> [Aim of the task]
Where a line of the material contains the string "name", copy that line.

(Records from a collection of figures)
===

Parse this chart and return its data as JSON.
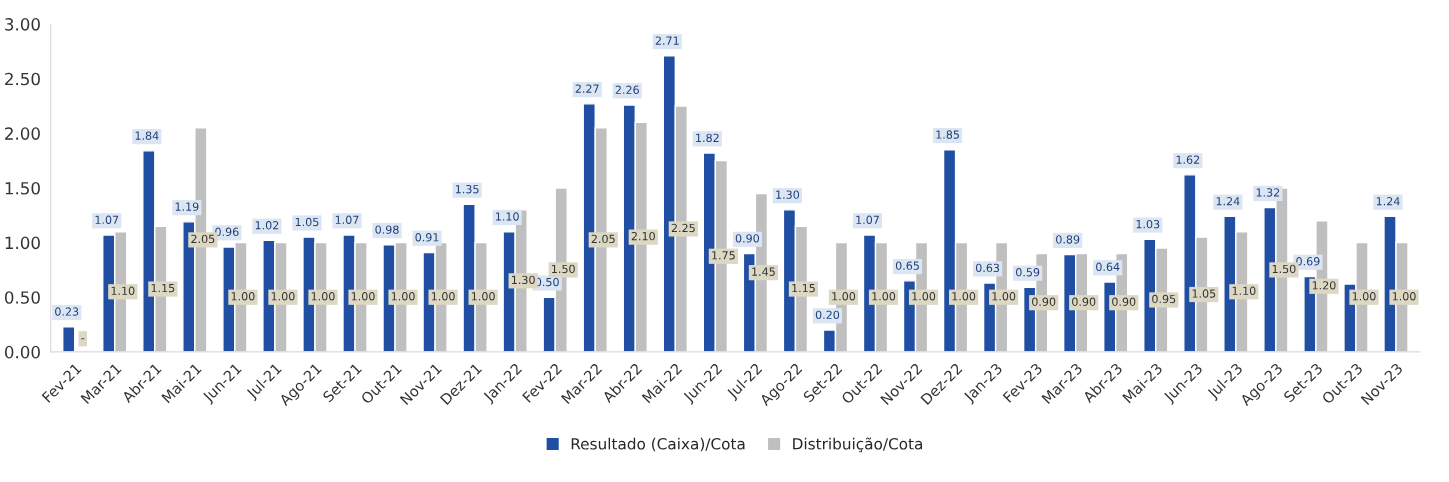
{
  "chart_data": {
    "type": "bar",
    "categories": [
      "Fev-21",
      "Mar-21",
      "Abr-21",
      "Mai-21",
      "Jun-21",
      "Jul-21",
      "Ago-21",
      "Set-21",
      "Out-21",
      "Nov-21",
      "Dez-21",
      "Jan-22",
      "Fev-22",
      "Mar-22",
      "Abr-22",
      "Mai-22",
      "Jun-22",
      "Jul-22",
      "Ago-22",
      "Set-22",
      "Out-22",
      "Nov-22",
      "Dez-22",
      "Jan-23",
      "Fev-23",
      "Mar-23",
      "Abr-23",
      "Mai-23",
      "Jun-23",
      "Jul-23",
      "Ago-23",
      "Set-23",
      "Out-23",
      "Nov-23"
    ],
    "series": [
      {
        "name": "Resultado (Caixa)/Cota",
        "color": "#1f4ea3",
        "values": [
          0.23,
          1.07,
          1.84,
          1.19,
          0.96,
          1.02,
          1.05,
          1.07,
          0.98,
          0.91,
          1.35,
          1.1,
          0.5,
          2.27,
          2.26,
          2.71,
          1.82,
          0.9,
          1.3,
          0.2,
          1.07,
          0.65,
          1.85,
          0.63,
          0.59,
          0.89,
          0.64,
          1.03,
          1.62,
          1.24,
          1.32,
          0.69,
          0.62,
          1.24
        ],
        "value_labels": [
          "0.23",
          "1.07",
          "1.84",
          "1.19",
          "0.96",
          "1.02",
          "1.05",
          "1.07",
          "0.98",
          "0.91",
          "1.35",
          "1.10",
          "0.50",
          "2.27",
          "2.26",
          "2.71",
          "1.82",
          "0.90",
          "1.30",
          "0.20",
          "1.07",
          "0.65",
          "1.85",
          "0.63",
          "0.59",
          "0.89",
          "0.64",
          "1.03",
          "1.62",
          "1.24",
          "1.32",
          "0.69",
          null,
          "1.24"
        ]
      },
      {
        "name": "Distribuição/Cota",
        "color": "#bfbfbf",
        "values": [
          null,
          1.1,
          1.15,
          2.05,
          1.0,
          1.0,
          1.0,
          1.0,
          1.0,
          1.0,
          1.0,
          1.3,
          1.5,
          2.05,
          2.1,
          2.25,
          1.75,
          1.45,
          1.15,
          1.0,
          1.0,
          1.0,
          1.0,
          1.0,
          0.9,
          0.9,
          0.9,
          0.95,
          1.05,
          1.1,
          1.5,
          1.2,
          1.0,
          1.0
        ],
        "value_labels": [
          "-",
          "1.10",
          "1.15",
          "2.05",
          "1.00",
          "1.00",
          "1.00",
          "1.00",
          "1.00",
          "1.00",
          "1.00",
          "1.30",
          "1.50",
          "2.05",
          "2.10",
          "2.25",
          "1.75",
          "1.45",
          "1.15",
          "1.00",
          "1.00",
          "1.00",
          "1.00",
          "1.00",
          "0.90",
          "0.90",
          "0.90",
          "0.95",
          "1.05",
          "1.10",
          "1.50",
          "1.20",
          "1.00",
          "1.00"
        ]
      }
    ],
    "ylim": [
      0,
      3
    ],
    "yticks": [
      {
        "value": 0,
        "label": "0.00"
      },
      {
        "value": 0.5,
        "label": "0.50"
      },
      {
        "value": 1,
        "label": "1.00"
      },
      {
        "value": 1.5,
        "label": "1.50"
      },
      {
        "value": 2,
        "label": "2.00"
      },
      {
        "value": 2.5,
        "label": "2.50"
      },
      {
        "value": 3,
        "label": "3.00"
      }
    ],
    "grid": false,
    "legend": "bottom"
  }
}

===

> [Output of the exercise]
        "name": "Resultado (Caixa)/Cota",
        "name": "Distribuição/Cota",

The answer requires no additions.